-- START OF EXTRACTED MATERIAL --

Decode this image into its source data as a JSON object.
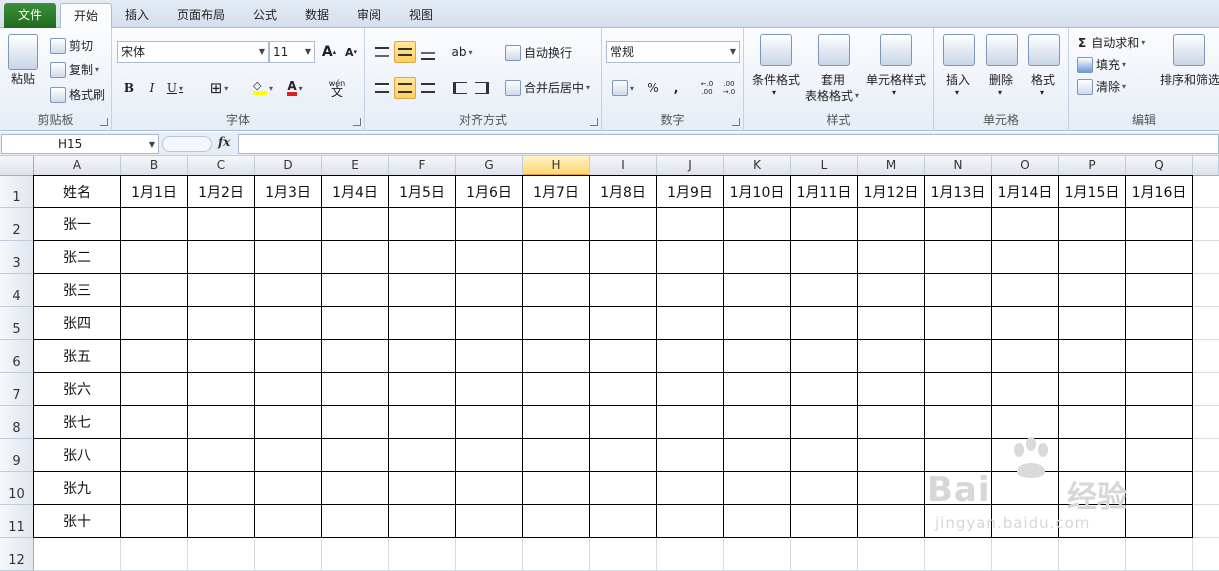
{
  "tabs": {
    "file": "文件",
    "items": [
      "开始",
      "插入",
      "页面布局",
      "公式",
      "数据",
      "审阅",
      "视图"
    ],
    "active": 0
  },
  "ribbon": {
    "clipboard": {
      "paste": "粘贴",
      "cut": "剪切",
      "copy": "复制",
      "format_painter": "格式刷",
      "label": "剪贴板"
    },
    "font": {
      "name": "宋体",
      "size": "11",
      "label": "字体",
      "bold": "B",
      "italic": "I",
      "underline": "U",
      "grow": "A",
      "shrink": "A",
      "color_letter": "A",
      "phonetic": "wén"
    },
    "alignment": {
      "wrap": "自动换行",
      "merge": "合并后居中",
      "label": "对齐方式"
    },
    "number": {
      "format": "常规",
      "percent": "%",
      "comma": ",",
      "inc_decimal": "←.0 .00",
      "dec_decimal": ".00 →.0",
      "label": "数字"
    },
    "styles": {
      "conditional": "条件格式",
      "table_line1": "套用",
      "table_line2": "表格格式",
      "cell_styles": "单元格样式",
      "label": "样式"
    },
    "cells": {
      "insert": "插入",
      "delete": "删除",
      "format": "格式",
      "label": "单元格"
    },
    "editing": {
      "autosum": "自动求和",
      "fill": "填充",
      "clear": "清除",
      "sort": "排序和筛选",
      "label": "编辑"
    }
  },
  "formula_bar": {
    "name_box": "H15",
    "fx": "fx",
    "formula": ""
  },
  "sheet": {
    "columns": [
      "A",
      "B",
      "C",
      "D",
      "E",
      "F",
      "G",
      "H",
      "I",
      "J",
      "K",
      "L",
      "M",
      "N",
      "O",
      "P",
      "Q"
    ],
    "selected_column": "H",
    "rows": [
      "1",
      "2",
      "3",
      "4",
      "5",
      "6",
      "7",
      "8",
      "9",
      "10",
      "11",
      "12"
    ],
    "header_row": [
      "姓名",
      "1月1日",
      "1月2日",
      "1月3日",
      "1月4日",
      "1月5日",
      "1月6日",
      "1月7日",
      "1月8日",
      "1月9日",
      "1月10日",
      "1月11日",
      "1月12日",
      "1月13日",
      "1月14日",
      "1月15日",
      "1月16日"
    ],
    "names": [
      "张一",
      "张二",
      "张三",
      "张四",
      "张五",
      "张六",
      "张七",
      "张八",
      "张九",
      "张十"
    ]
  },
  "watermark": {
    "text": "Bai",
    "text2": "经验",
    "url": "jingyan.baidu.com"
  },
  "colors": {
    "accent": "#1f6b1d",
    "selected_header": "#ffd76e",
    "table_border": "#000000"
  }
}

-- END OF EXTRACTED MATERIAL --

PROBLEM DETAILS: Please write out all of the material above without changing a word, and omit any pictures.

EXPECTED ANSWER:
Decode this image into its source data as a JSON object.
{
  "tabs": {
    "file": "文件",
    "items": [
      "开始",
      "插入",
      "页面布局",
      "公式",
      "数据",
      "审阅",
      "视图"
    ],
    "active": 0
  },
  "ribbon": {
    "clipboard": {
      "paste": "粘贴",
      "cut": "剪切",
      "copy": "复制",
      "format_painter": "格式刷",
      "label": "剪贴板"
    },
    "font": {
      "name": "宋体",
      "size": "11",
      "label": "字体",
      "bold": "B",
      "italic": "I",
      "underline": "U",
      "grow": "A",
      "shrink": "A",
      "color_letter": "A",
      "phonetic": "wén"
    },
    "alignment": {
      "wrap": "自动换行",
      "merge": "合并后居中",
      "label": "对齐方式"
    },
    "number": {
      "format": "常规",
      "percent": "%",
      "comma": ",",
      "inc_decimal": "←.0 .00",
      "dec_decimal": ".00 →.0",
      "label": "数字"
    },
    "styles": {
      "conditional": "条件格式",
      "table_line1": "套用",
      "table_line2": "表格格式",
      "cell_styles": "单元格样式",
      "label": "样式"
    },
    "cells": {
      "insert": "插入",
      "delete": "删除",
      "format": "格式",
      "label": "单元格"
    },
    "editing": {
      "autosum": "自动求和",
      "fill": "填充",
      "clear": "清除",
      "sort": "排序和筛选",
      "label": "编辑"
    }
  },
  "formula_bar": {
    "name_box": "H15",
    "fx": "fx",
    "formula": ""
  },
  "sheet": {
    "columns": [
      "A",
      "B",
      "C",
      "D",
      "E",
      "F",
      "G",
      "H",
      "I",
      "J",
      "K",
      "L",
      "M",
      "N",
      "O",
      "P",
      "Q"
    ],
    "selected_column": "H",
    "rows": [
      "1",
      "2",
      "3",
      "4",
      "5",
      "6",
      "7",
      "8",
      "9",
      "10",
      "11",
      "12"
    ],
    "header_row": [
      "姓名",
      "1月1日",
      "1月2日",
      "1月3日",
      "1月4日",
      "1月5日",
      "1月6日",
      "1月7日",
      "1月8日",
      "1月9日",
      "1月10日",
      "1月11日",
      "1月12日",
      "1月13日",
      "1月14日",
      "1月15日",
      "1月16日"
    ],
    "names": [
      "张一",
      "张二",
      "张三",
      "张四",
      "张五",
      "张六",
      "张七",
      "张八",
      "张九",
      "张十"
    ]
  },
  "watermark": {
    "text": "Bai",
    "text2": "经验",
    "url": "jingyan.baidu.com"
  },
  "colors": {
    "accent": "#1f6b1d",
    "selected_header": "#ffd76e",
    "table_border": "#000000"
  }
}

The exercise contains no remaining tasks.